-- Entries with figure data --

==========

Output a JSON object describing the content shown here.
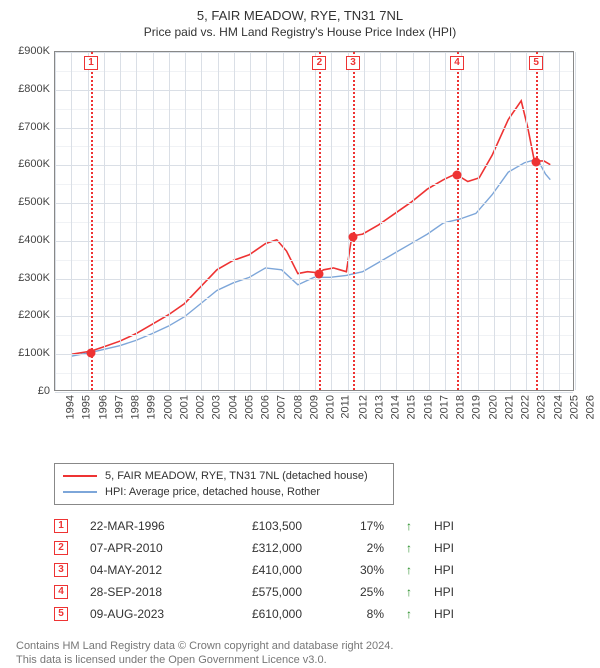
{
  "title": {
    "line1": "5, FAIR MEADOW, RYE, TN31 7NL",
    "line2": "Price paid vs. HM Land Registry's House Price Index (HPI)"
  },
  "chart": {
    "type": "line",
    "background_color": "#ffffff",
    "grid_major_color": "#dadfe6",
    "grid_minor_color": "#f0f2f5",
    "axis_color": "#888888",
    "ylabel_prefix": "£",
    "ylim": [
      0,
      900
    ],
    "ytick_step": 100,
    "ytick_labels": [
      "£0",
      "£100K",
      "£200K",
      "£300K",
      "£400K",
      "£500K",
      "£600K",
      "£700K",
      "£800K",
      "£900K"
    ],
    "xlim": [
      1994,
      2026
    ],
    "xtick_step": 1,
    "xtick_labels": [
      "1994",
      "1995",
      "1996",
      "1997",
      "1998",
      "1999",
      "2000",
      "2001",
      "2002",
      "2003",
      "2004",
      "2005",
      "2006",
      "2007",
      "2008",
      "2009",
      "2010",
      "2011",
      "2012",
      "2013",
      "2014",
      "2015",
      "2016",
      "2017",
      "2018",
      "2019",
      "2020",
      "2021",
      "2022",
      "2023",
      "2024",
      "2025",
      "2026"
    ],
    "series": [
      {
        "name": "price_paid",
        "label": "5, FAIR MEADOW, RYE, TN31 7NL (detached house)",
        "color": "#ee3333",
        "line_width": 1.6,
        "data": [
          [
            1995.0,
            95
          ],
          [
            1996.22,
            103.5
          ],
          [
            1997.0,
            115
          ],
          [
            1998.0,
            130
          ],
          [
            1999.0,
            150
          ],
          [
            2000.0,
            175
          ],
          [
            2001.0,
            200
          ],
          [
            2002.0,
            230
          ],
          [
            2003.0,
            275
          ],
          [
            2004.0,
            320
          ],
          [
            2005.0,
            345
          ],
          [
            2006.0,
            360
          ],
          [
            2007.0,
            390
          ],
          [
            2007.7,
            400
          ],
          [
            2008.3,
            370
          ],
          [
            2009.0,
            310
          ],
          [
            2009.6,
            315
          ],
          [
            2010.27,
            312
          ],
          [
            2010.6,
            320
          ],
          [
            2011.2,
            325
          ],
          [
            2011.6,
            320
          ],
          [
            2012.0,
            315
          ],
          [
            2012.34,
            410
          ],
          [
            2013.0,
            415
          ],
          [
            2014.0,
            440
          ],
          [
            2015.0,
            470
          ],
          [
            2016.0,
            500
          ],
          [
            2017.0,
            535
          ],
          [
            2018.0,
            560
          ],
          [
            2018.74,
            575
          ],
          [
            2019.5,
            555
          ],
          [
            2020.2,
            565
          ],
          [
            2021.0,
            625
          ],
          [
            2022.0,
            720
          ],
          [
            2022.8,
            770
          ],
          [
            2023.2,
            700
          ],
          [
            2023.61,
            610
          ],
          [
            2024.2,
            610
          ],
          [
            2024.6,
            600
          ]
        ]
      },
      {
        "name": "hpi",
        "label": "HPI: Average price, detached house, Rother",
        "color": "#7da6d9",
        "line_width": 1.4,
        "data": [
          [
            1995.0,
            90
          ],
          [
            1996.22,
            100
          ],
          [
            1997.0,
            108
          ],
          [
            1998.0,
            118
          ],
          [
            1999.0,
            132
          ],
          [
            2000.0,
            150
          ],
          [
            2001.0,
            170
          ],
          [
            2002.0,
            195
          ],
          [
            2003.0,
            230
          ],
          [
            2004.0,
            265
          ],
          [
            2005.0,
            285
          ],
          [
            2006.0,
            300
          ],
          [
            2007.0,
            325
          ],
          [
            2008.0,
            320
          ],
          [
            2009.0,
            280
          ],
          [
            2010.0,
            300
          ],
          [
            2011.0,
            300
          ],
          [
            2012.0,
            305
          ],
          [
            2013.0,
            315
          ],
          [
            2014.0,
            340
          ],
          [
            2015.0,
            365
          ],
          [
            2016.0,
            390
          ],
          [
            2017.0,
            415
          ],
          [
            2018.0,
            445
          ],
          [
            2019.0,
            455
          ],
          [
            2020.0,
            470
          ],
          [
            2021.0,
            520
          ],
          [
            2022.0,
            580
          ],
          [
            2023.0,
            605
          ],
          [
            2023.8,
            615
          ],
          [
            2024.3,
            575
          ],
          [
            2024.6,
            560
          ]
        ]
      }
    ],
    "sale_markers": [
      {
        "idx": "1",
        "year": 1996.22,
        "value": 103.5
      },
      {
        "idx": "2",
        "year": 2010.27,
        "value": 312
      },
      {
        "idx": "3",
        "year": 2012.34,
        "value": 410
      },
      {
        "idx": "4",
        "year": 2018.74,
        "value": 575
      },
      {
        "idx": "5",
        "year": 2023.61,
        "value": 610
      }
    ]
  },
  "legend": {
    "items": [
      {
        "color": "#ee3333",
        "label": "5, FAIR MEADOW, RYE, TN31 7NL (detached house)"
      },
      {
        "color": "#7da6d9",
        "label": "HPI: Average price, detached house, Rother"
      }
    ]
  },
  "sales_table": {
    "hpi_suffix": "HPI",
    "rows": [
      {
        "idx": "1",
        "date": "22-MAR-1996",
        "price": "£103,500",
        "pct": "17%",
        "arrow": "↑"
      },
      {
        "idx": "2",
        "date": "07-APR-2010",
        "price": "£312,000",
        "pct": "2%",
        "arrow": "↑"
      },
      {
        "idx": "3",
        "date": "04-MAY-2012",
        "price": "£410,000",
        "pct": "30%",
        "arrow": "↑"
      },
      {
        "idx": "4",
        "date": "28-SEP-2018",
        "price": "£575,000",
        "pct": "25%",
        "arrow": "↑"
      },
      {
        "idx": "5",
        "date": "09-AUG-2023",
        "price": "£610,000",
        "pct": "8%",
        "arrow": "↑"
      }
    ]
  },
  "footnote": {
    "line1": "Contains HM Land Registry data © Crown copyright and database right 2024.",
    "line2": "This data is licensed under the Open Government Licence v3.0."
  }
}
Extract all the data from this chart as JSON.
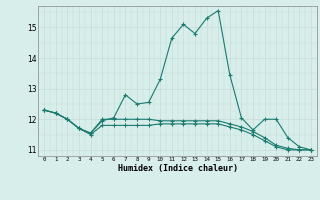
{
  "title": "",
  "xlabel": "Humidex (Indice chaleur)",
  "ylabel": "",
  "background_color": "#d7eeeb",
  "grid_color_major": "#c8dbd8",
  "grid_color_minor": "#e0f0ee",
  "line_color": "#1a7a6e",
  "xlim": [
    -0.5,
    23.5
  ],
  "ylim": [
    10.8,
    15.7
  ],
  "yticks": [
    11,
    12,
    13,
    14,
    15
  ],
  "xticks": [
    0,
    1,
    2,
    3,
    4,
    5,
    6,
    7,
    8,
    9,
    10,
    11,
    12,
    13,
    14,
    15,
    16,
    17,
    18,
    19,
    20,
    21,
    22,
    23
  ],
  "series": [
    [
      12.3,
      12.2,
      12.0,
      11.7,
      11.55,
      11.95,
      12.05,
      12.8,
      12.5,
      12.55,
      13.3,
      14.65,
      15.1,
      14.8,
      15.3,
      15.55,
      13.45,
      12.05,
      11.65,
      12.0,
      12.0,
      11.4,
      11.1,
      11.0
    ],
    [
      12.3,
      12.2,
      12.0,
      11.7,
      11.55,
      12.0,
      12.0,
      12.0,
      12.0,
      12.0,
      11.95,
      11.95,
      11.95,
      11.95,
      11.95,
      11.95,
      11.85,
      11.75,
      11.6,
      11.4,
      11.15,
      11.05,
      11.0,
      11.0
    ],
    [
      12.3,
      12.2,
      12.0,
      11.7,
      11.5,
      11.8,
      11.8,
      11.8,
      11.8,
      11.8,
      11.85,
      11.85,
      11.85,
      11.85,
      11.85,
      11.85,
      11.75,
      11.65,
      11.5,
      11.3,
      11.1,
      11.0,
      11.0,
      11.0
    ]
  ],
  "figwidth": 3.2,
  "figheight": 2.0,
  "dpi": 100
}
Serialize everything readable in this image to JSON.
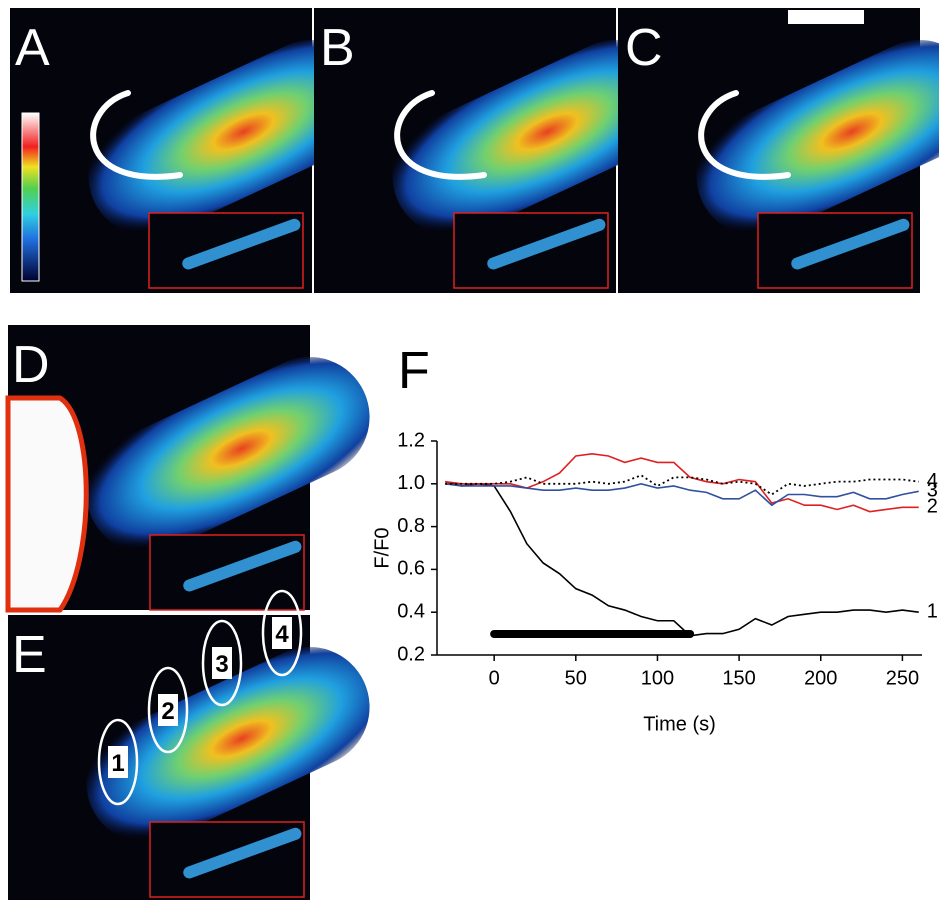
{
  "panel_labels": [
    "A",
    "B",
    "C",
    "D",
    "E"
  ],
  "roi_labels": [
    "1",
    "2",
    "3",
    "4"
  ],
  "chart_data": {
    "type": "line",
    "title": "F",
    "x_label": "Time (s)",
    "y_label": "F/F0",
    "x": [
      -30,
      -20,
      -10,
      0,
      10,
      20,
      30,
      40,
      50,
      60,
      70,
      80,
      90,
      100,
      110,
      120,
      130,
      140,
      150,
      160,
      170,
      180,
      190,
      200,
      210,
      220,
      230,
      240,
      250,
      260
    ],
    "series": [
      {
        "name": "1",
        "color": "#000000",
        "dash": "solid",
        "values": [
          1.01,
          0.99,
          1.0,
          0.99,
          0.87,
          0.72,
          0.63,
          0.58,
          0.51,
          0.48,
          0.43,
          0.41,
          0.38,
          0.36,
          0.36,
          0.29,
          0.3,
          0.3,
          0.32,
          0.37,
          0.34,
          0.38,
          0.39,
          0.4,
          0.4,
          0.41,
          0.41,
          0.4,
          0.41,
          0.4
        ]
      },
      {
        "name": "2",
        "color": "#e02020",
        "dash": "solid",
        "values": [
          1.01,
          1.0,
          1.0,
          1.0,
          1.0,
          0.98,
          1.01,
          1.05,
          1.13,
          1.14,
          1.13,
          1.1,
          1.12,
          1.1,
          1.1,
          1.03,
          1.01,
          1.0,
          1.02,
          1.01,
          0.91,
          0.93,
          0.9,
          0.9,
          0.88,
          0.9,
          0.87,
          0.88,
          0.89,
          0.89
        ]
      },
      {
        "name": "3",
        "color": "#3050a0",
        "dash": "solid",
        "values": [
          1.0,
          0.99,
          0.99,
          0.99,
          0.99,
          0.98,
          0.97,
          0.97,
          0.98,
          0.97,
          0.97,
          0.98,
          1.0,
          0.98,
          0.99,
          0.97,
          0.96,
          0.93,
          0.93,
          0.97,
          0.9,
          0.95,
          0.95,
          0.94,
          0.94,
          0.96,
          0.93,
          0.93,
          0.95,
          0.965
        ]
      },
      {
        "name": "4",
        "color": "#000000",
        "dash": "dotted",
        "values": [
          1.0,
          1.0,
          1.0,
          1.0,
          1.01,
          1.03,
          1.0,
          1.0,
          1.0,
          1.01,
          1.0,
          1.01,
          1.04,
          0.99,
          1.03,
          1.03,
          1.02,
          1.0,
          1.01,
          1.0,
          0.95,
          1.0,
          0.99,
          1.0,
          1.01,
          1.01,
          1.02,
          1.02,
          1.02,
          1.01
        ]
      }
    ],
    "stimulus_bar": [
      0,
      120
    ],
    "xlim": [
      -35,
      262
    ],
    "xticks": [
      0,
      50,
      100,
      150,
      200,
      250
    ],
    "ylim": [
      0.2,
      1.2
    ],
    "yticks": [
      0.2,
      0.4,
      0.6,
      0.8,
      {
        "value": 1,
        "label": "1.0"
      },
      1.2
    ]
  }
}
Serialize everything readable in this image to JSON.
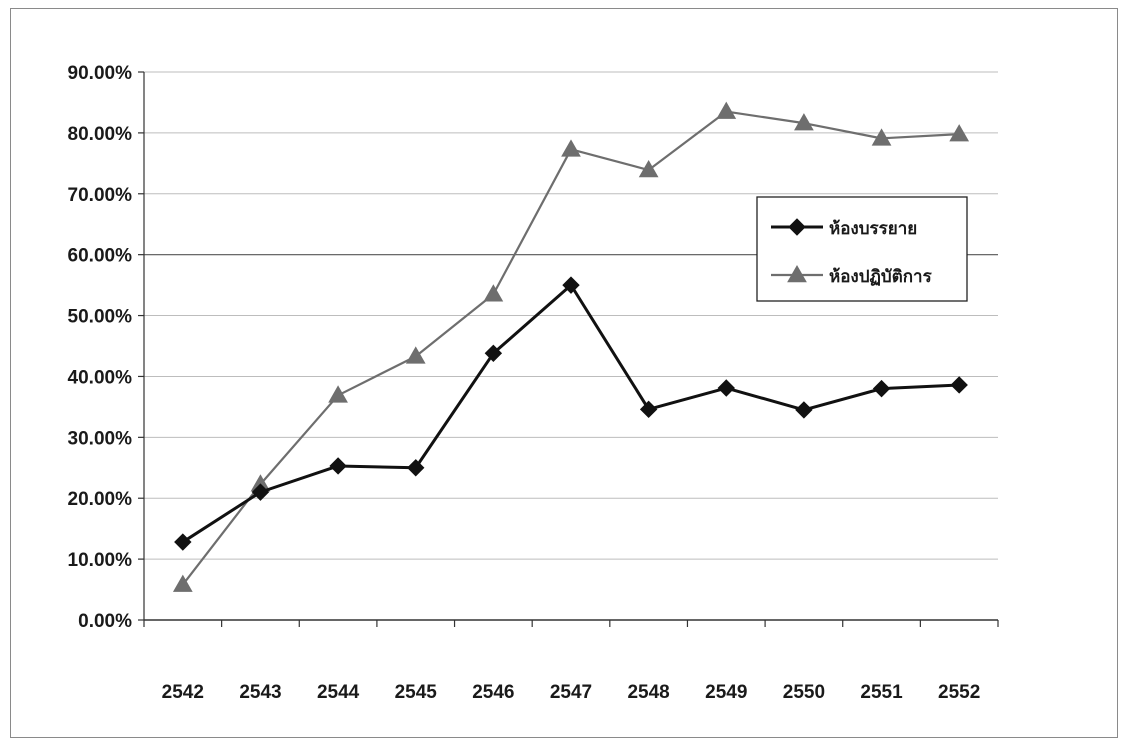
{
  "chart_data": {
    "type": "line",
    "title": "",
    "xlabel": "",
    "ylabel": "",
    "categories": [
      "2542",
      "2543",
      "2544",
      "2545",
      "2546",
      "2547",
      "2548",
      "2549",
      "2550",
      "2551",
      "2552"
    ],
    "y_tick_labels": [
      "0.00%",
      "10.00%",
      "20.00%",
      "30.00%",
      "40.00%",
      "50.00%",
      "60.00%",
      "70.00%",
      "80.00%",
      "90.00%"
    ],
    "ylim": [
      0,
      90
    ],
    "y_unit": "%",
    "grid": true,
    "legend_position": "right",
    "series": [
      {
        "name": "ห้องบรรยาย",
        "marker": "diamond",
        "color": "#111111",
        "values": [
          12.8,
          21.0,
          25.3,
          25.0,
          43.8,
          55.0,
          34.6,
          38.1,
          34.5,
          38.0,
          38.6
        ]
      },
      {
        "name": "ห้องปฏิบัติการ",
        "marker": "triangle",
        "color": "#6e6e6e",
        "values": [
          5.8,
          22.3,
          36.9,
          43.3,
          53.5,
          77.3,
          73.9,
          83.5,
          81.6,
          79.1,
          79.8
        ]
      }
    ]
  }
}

==========

Show all lines from the data above in which the word "Rother" appears.

-- Full solution --
        "label": "HPI: Average price, detached house, Rother",
        "label": "HPI: Average price, detached house, Rother"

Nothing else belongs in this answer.